Task directions:
Output every entry exactly as written, but omit the pictures.

Entries shown:
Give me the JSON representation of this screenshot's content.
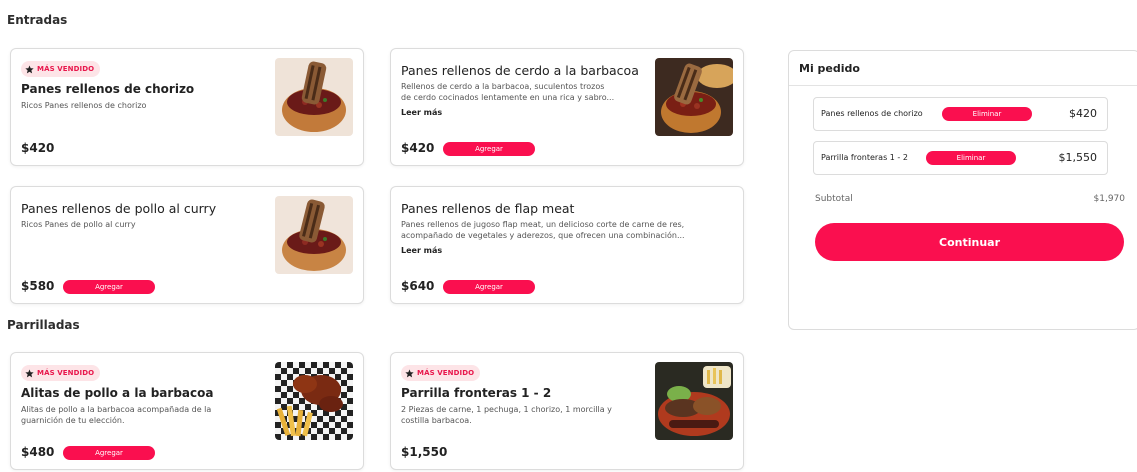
{
  "sections": {
    "entradas": "Entradas",
    "parrilladas": "Parrilladas"
  },
  "badge_label": "MÁS VENDIDO",
  "add_label": "Agregar",
  "read_more_label": "Leer más",
  "items": {
    "chorizo": {
      "name": "Panes rellenos de chorizo",
      "desc": "Ricos Panes rellenos de chorizo",
      "price": "$420"
    },
    "cerdo": {
      "name": "Panes rellenos de cerdo a la barbacoa",
      "desc1": "Rellenos de cerdo a la barbacoa, suculentos trozos",
      "desc2": "de cerdo cocinados lentamente en una rica y sabro...",
      "price": "$420"
    },
    "pollo": {
      "name": "Panes rellenos de pollo al curry",
      "desc": "Ricos Panes de pollo al curry",
      "price": "$580"
    },
    "flap": {
      "name": "Panes rellenos de flap meat",
      "desc1": "Panes rellenos de jugoso flap meat, un delicioso corte de carne de res,",
      "desc2": "acompañado de vegetales y aderezos, que ofrecen una combinación...",
      "price": "$640"
    },
    "alitas": {
      "name": "Alitas de pollo a la barbacoa",
      "desc1": "Alitas de pollo a la barbacoa acompañada de la",
      "desc2": "guarnición de tu elección.",
      "price": "$480"
    },
    "parrilla": {
      "name": "Parrilla fronteras 1 - 2",
      "desc1": "2 Piezas de carne, 1 pechuga, 1 chorizo, 1 morcilla y",
      "desc2": "costilla barbacoa.",
      "price": "$1,550"
    }
  },
  "order": {
    "title": "Mi pedido",
    "remove_label": "Eliminar",
    "lines": [
      {
        "name": "Panes rellenos de chorizo",
        "price": "$420"
      },
      {
        "name": "Parrilla fronteras 1 - 2",
        "price": "$1,550"
      }
    ],
    "subtotal_label": "Subtotal",
    "subtotal_value": "$1,970",
    "continue_label": "Continuar"
  },
  "colors": {
    "accent": "#fa0f4f",
    "badge_bg": "#fde4e7",
    "badge_text": "#e8174c"
  }
}
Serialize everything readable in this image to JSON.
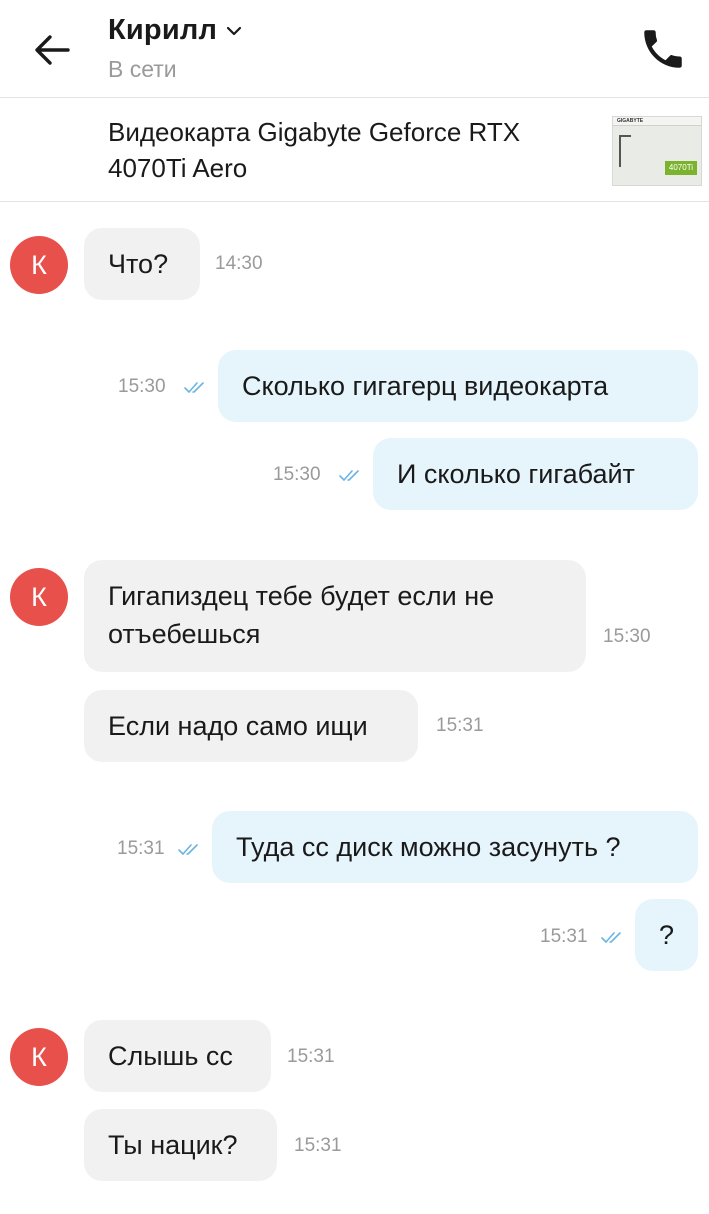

Correct result:
Give me the JSON representation of this screenshot's content.
{
  "sections": {
    "entradas": "Entradas",
    "parrilladas": "Parrilladas"
  },
  "badge_label": "MÁS VENDIDO",
  "add_label": "Agregar",
  "read_more_label": "Leer más",
  "items": {
    "chorizo": {
      "name": "Panes rellenos de chorizo",
      "desc": "Ricos Panes rellenos de chorizo",
      "price": "$420"
    },
    "cerdo": {
      "name": "Panes rellenos de cerdo a la barbacoa",
      "desc1": "Rellenos de cerdo a la barbacoa, suculentos trozos",
      "desc2": "de cerdo cocinados lentamente en una rica y sabro...",
      "price": "$420"
    },
    "pollo": {
      "name": "Panes rellenos de pollo al curry",
      "desc": "Ricos Panes de pollo al curry",
      "price": "$580"
    },
    "flap": {
      "name": "Panes rellenos de flap meat",
      "desc1": "Panes rellenos de jugoso flap meat, un delicioso corte de carne de res,",
      "desc2": "acompañado de vegetales y aderezos, que ofrecen una combinación...",
      "price": "$640"
    },
    "alitas": {
      "name": "Alitas de pollo a la barbacoa",
      "desc1": "Alitas de pollo a la barbacoa acompañada de la",
      "desc2": "guarnición de tu elección.",
      "price": "$480"
    },
    "parrilla": {
      "name": "Parrilla fronteras 1 - 2",
      "desc1": "2 Piezas de carne, 1 pechuga, 1 chorizo, 1 morcilla y",
      "desc2": "costilla barbacoa.",
      "price": "$1,550"
    }
  },
  "order": {
    "title": "Mi pedido",
    "remove_label": "Eliminar",
    "lines": [
      {
        "name": "Panes rellenos de chorizo",
        "price": "$420"
      },
      {
        "name": "Parrilla fronteras 1 - 2",
        "price": "$1,550"
      }
    ],
    "subtotal_label": "Subtotal",
    "subtotal_value": "$1,970",
    "continue_label": "Continuar"
  },
  "colors": {
    "accent": "#fa0f4f",
    "badge_bg": "#fde4e7",
    "badge_text": "#e8174c"
  }
}
Serialize everything readable in this image to JSON.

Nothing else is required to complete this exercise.